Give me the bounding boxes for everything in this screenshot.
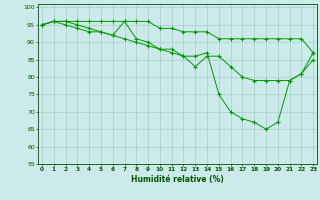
X-axis label: Humidité relative (%): Humidité relative (%)	[131, 175, 224, 184]
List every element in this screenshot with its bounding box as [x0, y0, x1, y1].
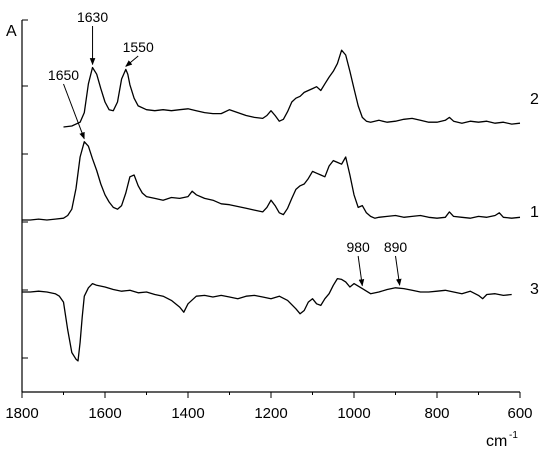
series-1-line [22, 141, 521, 221]
x-axis-ticks: 1800 1600 1400 1200 1000 800 600 [5, 392, 533, 422]
x-axis-label: cm -1 [486, 430, 518, 450]
series-label-3: 3 [530, 281, 539, 298]
peak-label-1650: 1650 [48, 67, 79, 83]
x-axis-label-superscript: -1 [509, 430, 518, 441]
x-axis-label-unit: cm [486, 433, 507, 450]
x-tick-label: 1000 [337, 405, 370, 422]
x-tick-label: 1600 [88, 405, 121, 422]
y-axis-label: A [6, 23, 17, 40]
peak-label-890: 890 [384, 239, 408, 255]
x-tick-label: 1400 [171, 405, 204, 422]
series-label-2: 2 [530, 91, 539, 108]
peak-label-980: 980 [346, 239, 370, 255]
series-2-line [63, 49, 521, 128]
peak-arrow-980 [357, 255, 365, 287]
series-labels: 2 1 3 [530, 91, 539, 298]
x-tick-label: 600 [507, 405, 532, 422]
peak-label-1550: 1550 [123, 39, 154, 55]
y-axis-ticks [22, 19, 28, 359]
spectrum-traces [22, 49, 521, 362]
x-tick-label: 1800 [5, 405, 38, 422]
peak-arrow-1650 [63, 83, 85, 140]
x-tick-label: 1200 [254, 405, 287, 422]
peak-label-1630: 1630 [77, 9, 108, 25]
series-label-1: 1 [530, 204, 539, 221]
peak-arrow-890 [395, 255, 402, 286]
x-tick-label: 800 [424, 405, 449, 422]
series-3-line [22, 277, 512, 362]
peak-annotations: 1630 1550 1650 980 890 [48, 9, 408, 287]
peak-arrow-1550 [125, 55, 139, 67]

**TASK TO COMPLETE:**
Write out all of the entries above word for word, leaving out the pictures.

**EXERCISE SOLUTION:**
Give me the bounding boxes for everything in this screenshot.
X-axis label: Humidité relative (%): Humidité relative (%)	[131, 175, 224, 184]
List every element in this screenshot with its bounding box as [x0, y0, x1, y1].
series-1-line [22, 141, 521, 221]
x-axis-ticks: 1800 1600 1400 1200 1000 800 600 [5, 392, 533, 422]
x-axis-label: cm -1 [486, 430, 518, 450]
series-label-3: 3 [530, 281, 539, 298]
peak-label-1650: 1650 [48, 67, 79, 83]
x-axis-label-superscript: -1 [509, 430, 518, 441]
x-axis-label-unit: cm [486, 433, 507, 450]
x-tick-label: 1000 [337, 405, 370, 422]
x-tick-label: 1600 [88, 405, 121, 422]
y-axis-label: A [6, 23, 17, 40]
peak-label-890: 890 [384, 239, 408, 255]
x-tick-label: 1400 [171, 405, 204, 422]
series-label-2: 2 [530, 91, 539, 108]
peak-label-980: 980 [346, 239, 370, 255]
series-2-line [63, 49, 521, 128]
peak-arrow-980 [357, 255, 365, 287]
series-labels: 2 1 3 [530, 91, 539, 298]
x-tick-label: 600 [507, 405, 532, 422]
peak-label-1550: 1550 [123, 39, 154, 55]
y-axis-ticks [22, 19, 28, 359]
spectrum-traces [22, 49, 521, 362]
x-tick-label: 1800 [5, 405, 38, 422]
peak-arrow-1650 [63, 83, 85, 140]
x-tick-label: 1200 [254, 405, 287, 422]
peak-label-1630: 1630 [77, 9, 108, 25]
series-label-1: 1 [530, 204, 539, 221]
peak-arrow-890 [395, 255, 402, 286]
x-tick-label: 800 [424, 405, 449, 422]
series-3-line [22, 277, 512, 362]
peak-annotations: 1630 1550 1650 980 890 [48, 9, 408, 287]
peak-arrow-1550 [125, 55, 139, 67]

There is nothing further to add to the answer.